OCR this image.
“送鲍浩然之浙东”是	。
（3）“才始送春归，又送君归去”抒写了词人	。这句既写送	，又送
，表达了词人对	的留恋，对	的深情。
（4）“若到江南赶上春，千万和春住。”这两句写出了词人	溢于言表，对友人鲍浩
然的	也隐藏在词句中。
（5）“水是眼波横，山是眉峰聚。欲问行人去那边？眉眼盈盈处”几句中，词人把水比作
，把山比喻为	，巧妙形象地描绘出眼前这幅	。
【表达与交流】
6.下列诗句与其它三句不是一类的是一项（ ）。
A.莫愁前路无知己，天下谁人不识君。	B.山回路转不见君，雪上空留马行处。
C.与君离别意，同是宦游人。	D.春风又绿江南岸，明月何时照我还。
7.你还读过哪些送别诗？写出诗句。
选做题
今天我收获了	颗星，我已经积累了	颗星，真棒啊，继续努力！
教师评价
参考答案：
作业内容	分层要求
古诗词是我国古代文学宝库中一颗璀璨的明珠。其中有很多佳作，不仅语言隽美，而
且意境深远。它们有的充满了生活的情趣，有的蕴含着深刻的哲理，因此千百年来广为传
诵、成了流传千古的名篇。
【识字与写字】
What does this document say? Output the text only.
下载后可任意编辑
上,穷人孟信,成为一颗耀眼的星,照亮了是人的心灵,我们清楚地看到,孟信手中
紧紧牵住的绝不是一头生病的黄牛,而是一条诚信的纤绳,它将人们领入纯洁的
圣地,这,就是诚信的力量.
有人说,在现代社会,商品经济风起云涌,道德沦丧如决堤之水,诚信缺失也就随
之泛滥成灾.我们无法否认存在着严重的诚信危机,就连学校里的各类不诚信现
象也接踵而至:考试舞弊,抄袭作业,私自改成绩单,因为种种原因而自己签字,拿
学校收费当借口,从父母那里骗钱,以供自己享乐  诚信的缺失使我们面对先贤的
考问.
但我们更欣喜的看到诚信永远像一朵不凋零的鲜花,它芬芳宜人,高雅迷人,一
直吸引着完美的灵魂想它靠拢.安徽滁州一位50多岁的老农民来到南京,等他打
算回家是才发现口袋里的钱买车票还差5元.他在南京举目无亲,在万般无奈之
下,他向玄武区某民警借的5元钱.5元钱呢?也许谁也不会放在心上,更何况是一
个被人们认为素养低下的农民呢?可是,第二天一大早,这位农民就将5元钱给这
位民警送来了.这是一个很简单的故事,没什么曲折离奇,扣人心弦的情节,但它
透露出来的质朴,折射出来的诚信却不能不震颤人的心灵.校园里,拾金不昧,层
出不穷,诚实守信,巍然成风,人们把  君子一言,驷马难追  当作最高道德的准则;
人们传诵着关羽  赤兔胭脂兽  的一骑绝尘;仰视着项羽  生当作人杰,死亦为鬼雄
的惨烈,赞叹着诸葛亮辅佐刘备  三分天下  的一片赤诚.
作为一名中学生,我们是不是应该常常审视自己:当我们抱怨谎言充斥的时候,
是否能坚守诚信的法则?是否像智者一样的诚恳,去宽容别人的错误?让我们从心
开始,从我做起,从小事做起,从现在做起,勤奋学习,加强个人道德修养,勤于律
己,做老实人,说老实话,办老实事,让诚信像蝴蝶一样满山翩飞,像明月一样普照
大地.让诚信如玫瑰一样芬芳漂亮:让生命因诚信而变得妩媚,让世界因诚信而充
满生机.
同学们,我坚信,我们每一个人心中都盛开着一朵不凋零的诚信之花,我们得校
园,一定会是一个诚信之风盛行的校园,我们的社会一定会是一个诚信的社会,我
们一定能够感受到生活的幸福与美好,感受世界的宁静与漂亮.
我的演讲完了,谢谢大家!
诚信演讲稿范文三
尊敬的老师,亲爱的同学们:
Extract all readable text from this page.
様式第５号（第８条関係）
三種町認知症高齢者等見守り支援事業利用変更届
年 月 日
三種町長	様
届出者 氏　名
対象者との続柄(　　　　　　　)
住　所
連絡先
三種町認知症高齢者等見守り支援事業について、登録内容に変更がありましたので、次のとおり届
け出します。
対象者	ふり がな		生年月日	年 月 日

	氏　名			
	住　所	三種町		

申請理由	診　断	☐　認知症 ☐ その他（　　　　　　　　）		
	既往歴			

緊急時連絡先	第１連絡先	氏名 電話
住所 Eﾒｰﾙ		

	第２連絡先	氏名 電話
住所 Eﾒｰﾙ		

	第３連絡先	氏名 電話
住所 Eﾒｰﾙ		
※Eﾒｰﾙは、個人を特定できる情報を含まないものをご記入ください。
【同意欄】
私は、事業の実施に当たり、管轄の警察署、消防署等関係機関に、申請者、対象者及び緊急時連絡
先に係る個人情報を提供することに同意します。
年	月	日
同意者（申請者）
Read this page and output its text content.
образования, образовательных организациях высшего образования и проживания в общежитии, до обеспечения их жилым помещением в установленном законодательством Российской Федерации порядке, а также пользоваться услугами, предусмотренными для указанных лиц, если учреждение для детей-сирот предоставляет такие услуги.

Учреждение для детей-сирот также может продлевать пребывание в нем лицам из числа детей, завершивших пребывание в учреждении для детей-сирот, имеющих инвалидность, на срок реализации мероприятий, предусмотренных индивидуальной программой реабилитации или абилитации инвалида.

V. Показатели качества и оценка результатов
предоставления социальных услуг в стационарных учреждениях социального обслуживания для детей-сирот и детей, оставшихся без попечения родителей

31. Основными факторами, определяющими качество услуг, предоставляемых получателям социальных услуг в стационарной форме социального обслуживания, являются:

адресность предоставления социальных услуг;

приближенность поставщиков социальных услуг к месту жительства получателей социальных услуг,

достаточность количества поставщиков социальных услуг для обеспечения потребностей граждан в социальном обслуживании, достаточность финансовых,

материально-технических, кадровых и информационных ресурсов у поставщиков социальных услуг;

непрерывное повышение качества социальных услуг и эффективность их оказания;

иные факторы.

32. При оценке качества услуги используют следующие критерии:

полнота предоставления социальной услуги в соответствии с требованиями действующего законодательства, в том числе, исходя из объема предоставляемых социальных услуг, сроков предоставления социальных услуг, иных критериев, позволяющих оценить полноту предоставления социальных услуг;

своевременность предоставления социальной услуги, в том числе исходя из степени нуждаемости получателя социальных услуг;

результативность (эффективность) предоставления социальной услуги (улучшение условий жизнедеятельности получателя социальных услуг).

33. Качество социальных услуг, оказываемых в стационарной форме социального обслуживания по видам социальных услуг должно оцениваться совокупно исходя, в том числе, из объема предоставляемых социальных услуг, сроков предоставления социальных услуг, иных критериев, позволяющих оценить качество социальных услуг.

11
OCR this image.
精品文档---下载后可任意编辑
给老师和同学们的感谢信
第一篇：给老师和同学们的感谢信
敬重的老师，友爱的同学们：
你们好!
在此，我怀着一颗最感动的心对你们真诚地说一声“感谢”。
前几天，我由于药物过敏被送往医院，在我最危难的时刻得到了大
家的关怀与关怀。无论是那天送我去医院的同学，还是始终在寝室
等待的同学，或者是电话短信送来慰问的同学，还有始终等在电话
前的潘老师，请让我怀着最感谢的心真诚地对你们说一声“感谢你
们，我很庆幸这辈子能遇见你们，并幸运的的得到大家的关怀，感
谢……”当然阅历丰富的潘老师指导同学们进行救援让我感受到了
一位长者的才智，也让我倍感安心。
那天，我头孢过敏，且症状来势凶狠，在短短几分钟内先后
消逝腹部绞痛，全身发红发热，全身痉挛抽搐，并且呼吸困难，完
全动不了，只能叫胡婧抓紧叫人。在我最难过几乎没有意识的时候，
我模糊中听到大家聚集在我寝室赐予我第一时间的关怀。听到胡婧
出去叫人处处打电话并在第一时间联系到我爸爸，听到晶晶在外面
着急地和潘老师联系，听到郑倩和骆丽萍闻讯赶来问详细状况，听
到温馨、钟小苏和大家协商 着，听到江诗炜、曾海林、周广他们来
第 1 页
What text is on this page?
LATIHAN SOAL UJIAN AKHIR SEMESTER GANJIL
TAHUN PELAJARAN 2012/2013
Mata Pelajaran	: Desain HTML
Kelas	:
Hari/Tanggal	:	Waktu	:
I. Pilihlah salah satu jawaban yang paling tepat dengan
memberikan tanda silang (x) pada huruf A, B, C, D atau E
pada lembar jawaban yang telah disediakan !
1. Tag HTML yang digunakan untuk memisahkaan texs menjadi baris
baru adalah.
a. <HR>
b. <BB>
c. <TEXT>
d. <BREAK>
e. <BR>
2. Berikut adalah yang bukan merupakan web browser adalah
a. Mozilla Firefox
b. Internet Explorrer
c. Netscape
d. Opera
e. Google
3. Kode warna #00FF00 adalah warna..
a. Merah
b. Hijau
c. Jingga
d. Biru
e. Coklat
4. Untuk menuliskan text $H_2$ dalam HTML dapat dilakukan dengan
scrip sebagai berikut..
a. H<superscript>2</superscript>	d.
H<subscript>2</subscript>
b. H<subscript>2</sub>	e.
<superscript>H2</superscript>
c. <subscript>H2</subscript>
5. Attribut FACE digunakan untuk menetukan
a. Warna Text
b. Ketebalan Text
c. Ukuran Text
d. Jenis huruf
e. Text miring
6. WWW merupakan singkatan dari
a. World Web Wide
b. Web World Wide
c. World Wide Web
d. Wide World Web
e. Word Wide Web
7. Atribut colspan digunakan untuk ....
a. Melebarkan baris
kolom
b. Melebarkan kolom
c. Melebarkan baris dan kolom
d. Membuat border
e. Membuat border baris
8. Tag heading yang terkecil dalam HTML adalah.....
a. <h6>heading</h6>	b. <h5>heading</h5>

■ ■ ■ ■ ■

**Directions for this task**
Gather each line of the listing that holds the string "стационарной".

**Problem solution**
31. Основными факторами, определяющими качество услуг, предоставляемых получателям социальных услуг в стационарной форме социального обслуживания, являются:
33. Качество социальных услуг, оказываемых в стационарной форме социального обслуживания по видам социальных услуг должно оцениваться совокупно исходя, в том числе, из объема предоставляемых социальных услуг, сроков предоставления социальных услуг, иных критериев, позволяющих оценить качество социальных услуг.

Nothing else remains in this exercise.